## START

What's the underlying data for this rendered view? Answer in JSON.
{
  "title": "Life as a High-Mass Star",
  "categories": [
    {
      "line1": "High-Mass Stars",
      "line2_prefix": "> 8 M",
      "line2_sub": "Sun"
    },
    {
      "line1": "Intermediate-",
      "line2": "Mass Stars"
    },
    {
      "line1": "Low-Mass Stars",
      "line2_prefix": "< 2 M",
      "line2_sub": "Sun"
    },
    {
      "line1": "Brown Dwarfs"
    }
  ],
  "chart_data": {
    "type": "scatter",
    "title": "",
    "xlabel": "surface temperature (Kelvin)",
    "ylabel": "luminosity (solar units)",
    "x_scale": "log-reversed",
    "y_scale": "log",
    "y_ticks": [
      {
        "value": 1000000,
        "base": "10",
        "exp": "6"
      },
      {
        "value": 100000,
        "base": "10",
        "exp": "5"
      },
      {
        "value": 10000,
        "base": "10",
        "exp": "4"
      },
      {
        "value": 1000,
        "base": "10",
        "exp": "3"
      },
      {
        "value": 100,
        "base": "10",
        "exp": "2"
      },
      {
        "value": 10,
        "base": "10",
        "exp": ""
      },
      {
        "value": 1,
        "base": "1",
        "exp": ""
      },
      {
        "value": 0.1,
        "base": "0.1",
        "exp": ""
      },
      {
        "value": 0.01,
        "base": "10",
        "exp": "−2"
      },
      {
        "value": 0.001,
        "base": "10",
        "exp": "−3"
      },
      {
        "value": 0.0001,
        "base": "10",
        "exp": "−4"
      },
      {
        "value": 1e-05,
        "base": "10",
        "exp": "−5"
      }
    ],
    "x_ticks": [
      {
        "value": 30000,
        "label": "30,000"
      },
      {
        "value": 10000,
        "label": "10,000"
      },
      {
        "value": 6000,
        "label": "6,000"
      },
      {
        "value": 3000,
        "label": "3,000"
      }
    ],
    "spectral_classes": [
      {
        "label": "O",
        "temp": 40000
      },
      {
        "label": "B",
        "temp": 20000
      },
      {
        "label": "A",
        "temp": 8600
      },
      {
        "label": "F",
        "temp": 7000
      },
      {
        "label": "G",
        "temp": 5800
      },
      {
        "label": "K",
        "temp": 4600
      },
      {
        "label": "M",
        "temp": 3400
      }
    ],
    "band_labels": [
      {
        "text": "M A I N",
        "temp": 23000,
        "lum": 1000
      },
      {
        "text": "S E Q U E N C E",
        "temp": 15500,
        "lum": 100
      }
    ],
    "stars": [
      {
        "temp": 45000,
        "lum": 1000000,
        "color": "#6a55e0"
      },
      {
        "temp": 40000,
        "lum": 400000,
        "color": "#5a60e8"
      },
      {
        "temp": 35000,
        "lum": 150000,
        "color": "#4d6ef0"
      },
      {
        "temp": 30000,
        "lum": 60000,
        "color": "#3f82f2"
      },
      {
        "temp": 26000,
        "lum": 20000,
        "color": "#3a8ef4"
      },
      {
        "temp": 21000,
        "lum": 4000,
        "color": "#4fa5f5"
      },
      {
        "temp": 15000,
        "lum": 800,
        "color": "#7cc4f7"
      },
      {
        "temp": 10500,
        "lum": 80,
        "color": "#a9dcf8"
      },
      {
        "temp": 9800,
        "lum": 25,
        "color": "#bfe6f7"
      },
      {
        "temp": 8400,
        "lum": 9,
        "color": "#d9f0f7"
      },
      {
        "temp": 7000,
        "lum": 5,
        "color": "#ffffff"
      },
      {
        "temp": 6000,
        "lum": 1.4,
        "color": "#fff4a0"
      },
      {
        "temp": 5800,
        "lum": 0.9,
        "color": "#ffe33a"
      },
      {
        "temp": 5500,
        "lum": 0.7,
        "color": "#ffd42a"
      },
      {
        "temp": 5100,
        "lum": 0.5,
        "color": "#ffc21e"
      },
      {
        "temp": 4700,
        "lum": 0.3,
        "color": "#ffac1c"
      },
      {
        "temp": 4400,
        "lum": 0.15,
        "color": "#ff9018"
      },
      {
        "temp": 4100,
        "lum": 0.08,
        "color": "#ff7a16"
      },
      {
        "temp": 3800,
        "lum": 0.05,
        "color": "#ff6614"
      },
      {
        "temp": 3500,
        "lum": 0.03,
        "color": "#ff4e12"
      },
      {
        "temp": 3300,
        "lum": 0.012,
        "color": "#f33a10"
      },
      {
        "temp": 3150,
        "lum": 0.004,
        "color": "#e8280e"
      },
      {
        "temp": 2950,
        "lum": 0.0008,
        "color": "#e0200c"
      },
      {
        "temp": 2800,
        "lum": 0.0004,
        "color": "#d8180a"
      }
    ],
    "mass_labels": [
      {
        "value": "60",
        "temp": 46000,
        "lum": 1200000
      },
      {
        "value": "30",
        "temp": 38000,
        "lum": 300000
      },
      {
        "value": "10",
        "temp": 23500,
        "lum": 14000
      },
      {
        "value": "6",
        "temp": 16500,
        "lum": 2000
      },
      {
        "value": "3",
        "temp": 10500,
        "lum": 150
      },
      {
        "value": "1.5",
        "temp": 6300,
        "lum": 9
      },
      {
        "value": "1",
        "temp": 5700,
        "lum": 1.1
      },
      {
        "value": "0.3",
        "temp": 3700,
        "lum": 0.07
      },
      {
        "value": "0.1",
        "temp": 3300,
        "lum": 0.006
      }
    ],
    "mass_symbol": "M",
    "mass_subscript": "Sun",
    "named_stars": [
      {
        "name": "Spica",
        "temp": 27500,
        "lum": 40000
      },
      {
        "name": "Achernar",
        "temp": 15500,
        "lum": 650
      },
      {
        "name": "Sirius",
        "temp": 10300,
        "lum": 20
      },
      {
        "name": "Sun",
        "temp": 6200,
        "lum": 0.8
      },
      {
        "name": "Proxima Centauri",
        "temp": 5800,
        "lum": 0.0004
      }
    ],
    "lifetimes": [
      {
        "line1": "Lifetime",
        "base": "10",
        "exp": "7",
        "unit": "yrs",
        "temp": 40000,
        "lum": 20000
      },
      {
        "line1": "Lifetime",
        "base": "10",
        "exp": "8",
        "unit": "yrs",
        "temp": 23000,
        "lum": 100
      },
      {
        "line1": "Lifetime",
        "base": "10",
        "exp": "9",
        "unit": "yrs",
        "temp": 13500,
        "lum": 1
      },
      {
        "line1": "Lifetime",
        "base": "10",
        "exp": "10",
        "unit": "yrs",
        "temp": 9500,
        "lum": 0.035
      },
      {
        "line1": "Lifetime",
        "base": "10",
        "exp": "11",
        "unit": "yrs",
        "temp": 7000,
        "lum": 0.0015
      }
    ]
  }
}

## END

Repeat the entries above exactly, leaving nothing out.

--- RESULT BELOW ---
What's the underlying data for this rendered view? Answer in JSON.
{
  "title": "Life as a High-Mass Star",
  "categories": [
    {
      "line1": "High-Mass Stars",
      "line2_prefix": "> 8 M",
      "line2_sub": "Sun"
    },
    {
      "line1": "Intermediate-",
      "line2": "Mass Stars"
    },
    {
      "line1": "Low-Mass Stars",
      "line2_prefix": "< 2 M",
      "line2_sub": "Sun"
    },
    {
      "line1": "Brown Dwarfs"
    }
  ],
  "chart_data": {
    "type": "scatter",
    "title": "",
    "xlabel": "surface temperature (Kelvin)",
    "ylabel": "luminosity (solar units)",
    "x_scale": "log-reversed",
    "y_scale": "log",
    "y_ticks": [
      {
        "value": 1000000,
        "base": "10",
        "exp": "6"
      },
      {
        "value": 100000,
        "base": "10",
        "exp": "5"
      },
      {
        "value": 10000,
        "base": "10",
        "exp": "4"
      },
      {
        "value": 1000,
        "base": "10",
        "exp": "3"
      },
      {
        "value": 100,
        "base": "10",
        "exp": "2"
      },
      {
        "value": 10,
        "base": "10",
        "exp": ""
      },
      {
        "value": 1,
        "base": "1",
        "exp": ""
      },
      {
        "value": 0.1,
        "base": "0.1",
        "exp": ""
      },
      {
        "value": 0.01,
        "base": "10",
        "exp": "−2"
      },
      {
        "value": 0.001,
        "base": "10",
        "exp": "−3"
      },
      {
        "value": 0.0001,
        "base": "10",
        "exp": "−4"
      },
      {
        "value": 1e-05,
        "base": "10",
        "exp": "−5"
      }
    ],
    "x_ticks": [
      {
        "value": 30000,
        "label": "30,000"
      },
      {
        "value": 10000,
        "label": "10,000"
      },
      {
        "value": 6000,
        "label": "6,000"
      },
      {
        "value": 3000,
        "label": "3,000"
      }
    ],
    "spectral_classes": [
      {
        "label": "O",
        "temp": 40000
      },
      {
        "label": "B",
        "temp": 20000
      },
      {
        "label": "A",
        "temp": 8600
      },
      {
        "label": "F",
        "temp": 7000
      },
      {
        "label": "G",
        "temp": 5800
      },
      {
        "label": "K",
        "temp": 4600
      },
      {
        "label": "M",
        "temp": 3400
      }
    ],
    "band_labels": [
      {
        "text": "M A I N",
        "temp": 23000,
        "lum": 1000
      },
      {
        "text": "S E Q U E N C E",
        "temp": 15500,
        "lum": 100
      }
    ],
    "stars": [
      {
        "temp": 45000,
        "lum": 1000000,
        "color": "#6a55e0"
      },
      {
        "temp": 40000,
        "lum": 400000,
        "color": "#5a60e8"
      },
      {
        "temp": 35000,
        "lum": 150000,
        "color": "#4d6ef0"
      },
      {
        "temp": 30000,
        "lum": 60000,
        "color": "#3f82f2"
      },
      {
        "temp": 26000,
        "lum": 20000,
        "color": "#3a8ef4"
      },
      {
        "temp": 21000,
        "lum": 4000,
        "color": "#4fa5f5"
      },
      {
        "temp": 15000,
        "lum": 800,
        "color": "#7cc4f7"
      },
      {
        "temp": 10500,
        "lum": 80,
        "color": "#a9dcf8"
      },
      {
        "temp": 9800,
        "lum": 25,
        "color": "#bfe6f7"
      },
      {
        "temp": 8400,
        "lum": 9,
        "color": "#d9f0f7"
      },
      {
        "temp": 7000,
        "lum": 5,
        "color": "#ffffff"
      },
      {
        "temp": 6000,
        "lum": 1.4,
        "color": "#fff4a0"
      },
      {
        "temp": 5800,
        "lum": 0.9,
        "color": "#ffe33a"
      },
      {
        "temp": 5500,
        "lum": 0.7,
        "color": "#ffd42a"
      },
      {
        "temp": 5100,
        "lum": 0.5,
        "color": "#ffc21e"
      },
      {
        "temp": 4700,
        "lum": 0.3,
        "color": "#ffac1c"
      },
      {
        "temp": 4400,
        "lum": 0.15,
        "color": "#ff9018"
      },
      {
        "temp": 4100,
        "lum": 0.08,
        "color": "#ff7a16"
      },
      {
        "temp": 3800,
        "lum": 0.05,
        "color": "#ff6614"
      },
      {
        "temp": 3500,
        "lum": 0.03,
        "color": "#ff4e12"
      },
      {
        "temp": 3300,
        "lum": 0.012,
        "color": "#f33a10"
      },
      {
        "temp": 3150,
        "lum": 0.004,
        "color": "#e8280e"
      },
      {
        "temp": 2950,
        "lum": 0.0008,
        "color": "#e0200c"
      },
      {
        "temp": 2800,
        "lum": 0.0004,
        "color": "#d8180a"
      }
    ],
    "mass_labels": [
      {
        "value": "60",
        "temp": 46000,
        "lum": 1200000
      },
      {
        "value": "30",
        "temp": 38000,
        "lum": 300000
      },
      {
        "value": "10",
        "temp": 23500,
        "lum": 14000
      },
      {
        "value": "6",
        "temp": 16500,
        "lum": 2000
      },
      {
        "value": "3",
        "temp": 10500,
        "lum": 150
      },
      {
        "value": "1.5",
        "temp": 6300,
        "lum": 9
      },
      {
        "value": "1",
        "temp": 5700,
        "lum": 1.1
      },
      {
        "value": "0.3",
        "temp": 3700,
        "lum": 0.07
      },
      {
        "value": "0.1",
        "temp": 3300,
        "lum": 0.006
      }
    ],
    "mass_symbol": "M",
    "mass_subscript": "Sun",
    "named_stars": [
      {
        "name": "Spica",
        "temp": 27500,
        "lum": 40000
      },
      {
        "name": "Achernar",
        "temp": 15500,
        "lum": 650
      },
      {
        "name": "Sirius",
        "temp": 10300,
        "lum": 20
      },
      {
        "name": "Sun",
        "temp": 6200,
        "lum": 0.8
      },
      {
        "name": "Proxima Centauri",
        "temp": 5800,
        "lum": 0.0004
      }
    ],
    "lifetimes": [
      {
        "line1": "Lifetime",
        "base": "10",
        "exp": "7",
        "unit": "yrs",
        "temp": 40000,
        "lum": 20000
      },
      {
        "line1": "Lifetime",
        "base": "10",
        "exp": "8",
        "unit": "yrs",
        "temp": 23000,
        "lum": 100
      },
      {
        "line1": "Lifetime",
        "base": "10",
        "exp": "9",
        "unit": "yrs",
        "temp": 13500,
        "lum": 1
      },
      {
        "line1": "Lifetime",
        "base": "10",
        "exp": "10",
        "unit": "yrs",
        "temp": 9500,
        "lum": 0.035
      },
      {
        "line1": "Lifetime",
        "base": "10",
        "exp": "11",
        "unit": "yrs",
        "temp": 7000,
        "lum": 0.0015
      }
    ]
  }
}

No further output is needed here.